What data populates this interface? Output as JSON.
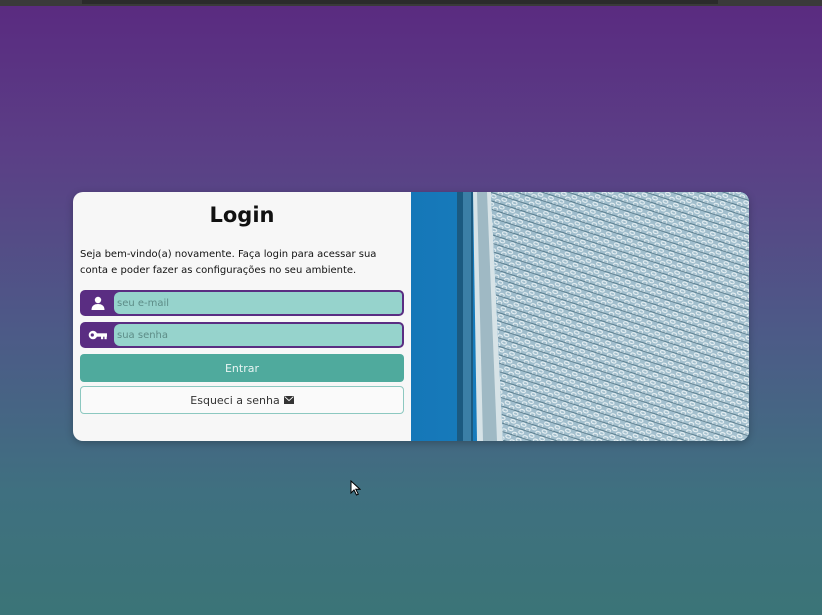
{
  "login": {
    "title": "Login",
    "subtitle": "Seja bem-vindo(a) novamente. Faça login para acessar sua conta e poder fazer as configurações no seu ambiente.",
    "email_placeholder": "seu e-mail",
    "password_placeholder": "sua senha",
    "login_button": "Entrar",
    "forgot_button": "Esqueci a senha",
    "icons": {
      "email": "user-icon",
      "password": "key-icon",
      "forgot": "envelope-icon"
    }
  },
  "colors": {
    "accent_purple": "#5a2d82",
    "input_bg": "#96d3cc",
    "button_teal": "#4faa9d"
  }
}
::::
Each record above is to be restated exactly, with its pictures removed from the copy.

OUTPUT BELOW:
What data populates this interface? Output as JSON.
{
  "login": {
    "title": "Login",
    "subtitle": "Seja bem-vindo(a) novamente. Faça login para acessar sua conta e poder fazer as configurações no seu ambiente.",
    "email_placeholder": "seu e-mail",
    "password_placeholder": "sua senha",
    "login_button": "Entrar",
    "forgot_button": "Esqueci a senha",
    "icons": {
      "email": "user-icon",
      "password": "key-icon",
      "forgot": "envelope-icon"
    }
  },
  "colors": {
    "accent_purple": "#5a2d82",
    "input_bg": "#96d3cc",
    "button_teal": "#4faa9d"
  }
}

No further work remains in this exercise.